▸ Instructions for the task: Make a tally of the lines in the records that include the string "ncalled", and give only that number.

▸ The input:
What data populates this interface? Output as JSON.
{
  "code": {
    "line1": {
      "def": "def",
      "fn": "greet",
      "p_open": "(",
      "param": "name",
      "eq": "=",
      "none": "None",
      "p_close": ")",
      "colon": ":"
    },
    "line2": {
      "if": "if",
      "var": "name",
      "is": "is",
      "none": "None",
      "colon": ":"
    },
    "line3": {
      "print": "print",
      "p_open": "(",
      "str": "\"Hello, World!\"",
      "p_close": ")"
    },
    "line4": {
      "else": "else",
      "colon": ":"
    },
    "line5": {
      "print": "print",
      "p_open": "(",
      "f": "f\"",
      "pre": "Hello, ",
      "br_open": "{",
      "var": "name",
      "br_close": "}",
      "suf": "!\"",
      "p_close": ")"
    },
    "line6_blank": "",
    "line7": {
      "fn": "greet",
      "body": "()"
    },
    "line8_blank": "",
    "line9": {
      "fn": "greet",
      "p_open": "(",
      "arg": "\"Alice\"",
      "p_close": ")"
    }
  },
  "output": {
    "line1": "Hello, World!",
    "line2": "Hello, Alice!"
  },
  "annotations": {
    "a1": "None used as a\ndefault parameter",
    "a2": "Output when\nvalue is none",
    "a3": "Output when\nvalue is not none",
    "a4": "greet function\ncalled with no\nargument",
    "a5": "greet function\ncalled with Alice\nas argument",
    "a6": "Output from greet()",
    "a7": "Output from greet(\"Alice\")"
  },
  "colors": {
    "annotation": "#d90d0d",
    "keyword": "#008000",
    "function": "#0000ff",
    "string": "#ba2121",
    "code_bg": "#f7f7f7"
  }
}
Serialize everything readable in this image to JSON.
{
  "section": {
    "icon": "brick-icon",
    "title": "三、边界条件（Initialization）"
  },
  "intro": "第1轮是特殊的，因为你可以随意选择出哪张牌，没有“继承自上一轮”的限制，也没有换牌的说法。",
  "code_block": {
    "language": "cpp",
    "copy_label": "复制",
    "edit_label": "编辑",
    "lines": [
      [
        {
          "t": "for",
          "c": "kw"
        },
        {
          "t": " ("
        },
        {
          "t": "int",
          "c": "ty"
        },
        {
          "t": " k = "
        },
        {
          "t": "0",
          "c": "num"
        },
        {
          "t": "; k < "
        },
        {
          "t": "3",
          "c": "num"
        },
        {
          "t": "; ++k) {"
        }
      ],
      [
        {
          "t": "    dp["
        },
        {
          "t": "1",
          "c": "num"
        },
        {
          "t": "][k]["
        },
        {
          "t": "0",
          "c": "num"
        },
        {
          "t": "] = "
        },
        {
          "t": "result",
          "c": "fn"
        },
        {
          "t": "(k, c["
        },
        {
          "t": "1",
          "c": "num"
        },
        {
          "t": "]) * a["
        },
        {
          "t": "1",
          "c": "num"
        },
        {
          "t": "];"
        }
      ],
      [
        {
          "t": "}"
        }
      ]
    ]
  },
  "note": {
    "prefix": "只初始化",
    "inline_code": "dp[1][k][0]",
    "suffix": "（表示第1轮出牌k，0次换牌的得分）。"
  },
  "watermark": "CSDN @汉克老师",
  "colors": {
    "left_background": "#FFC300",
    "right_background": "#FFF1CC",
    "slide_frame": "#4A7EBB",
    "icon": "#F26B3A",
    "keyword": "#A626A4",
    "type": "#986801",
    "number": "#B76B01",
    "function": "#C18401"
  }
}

==

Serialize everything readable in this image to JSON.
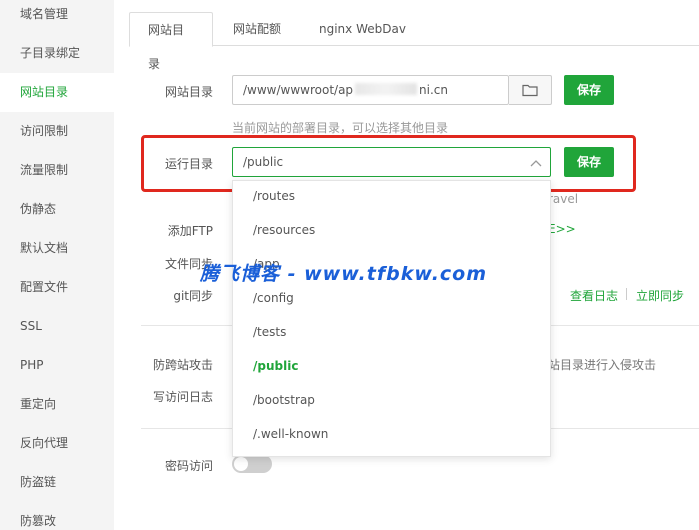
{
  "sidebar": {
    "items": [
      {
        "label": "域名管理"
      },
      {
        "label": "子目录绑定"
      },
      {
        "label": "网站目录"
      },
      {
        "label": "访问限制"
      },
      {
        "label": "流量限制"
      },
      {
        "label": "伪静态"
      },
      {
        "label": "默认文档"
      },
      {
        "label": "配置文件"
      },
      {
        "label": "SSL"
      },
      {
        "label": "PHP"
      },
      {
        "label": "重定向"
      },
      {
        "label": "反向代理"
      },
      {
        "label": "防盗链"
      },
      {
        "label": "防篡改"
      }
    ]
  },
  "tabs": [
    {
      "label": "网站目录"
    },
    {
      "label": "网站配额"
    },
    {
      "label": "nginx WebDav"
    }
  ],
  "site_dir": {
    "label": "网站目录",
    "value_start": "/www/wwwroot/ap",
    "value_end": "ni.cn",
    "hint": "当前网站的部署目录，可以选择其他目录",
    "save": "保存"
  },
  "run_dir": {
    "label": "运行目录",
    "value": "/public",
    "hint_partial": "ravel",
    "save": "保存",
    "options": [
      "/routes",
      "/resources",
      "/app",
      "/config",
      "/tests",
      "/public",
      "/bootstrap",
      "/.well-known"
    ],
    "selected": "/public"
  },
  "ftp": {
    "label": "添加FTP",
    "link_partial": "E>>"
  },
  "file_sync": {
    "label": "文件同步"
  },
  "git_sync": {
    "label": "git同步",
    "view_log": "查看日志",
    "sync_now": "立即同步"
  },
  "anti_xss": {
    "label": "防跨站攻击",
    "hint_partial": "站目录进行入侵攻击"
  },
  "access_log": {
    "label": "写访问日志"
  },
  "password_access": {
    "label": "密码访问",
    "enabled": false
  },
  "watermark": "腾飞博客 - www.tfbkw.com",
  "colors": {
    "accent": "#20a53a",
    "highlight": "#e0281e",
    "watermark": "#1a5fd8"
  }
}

▸ Result of this task: 2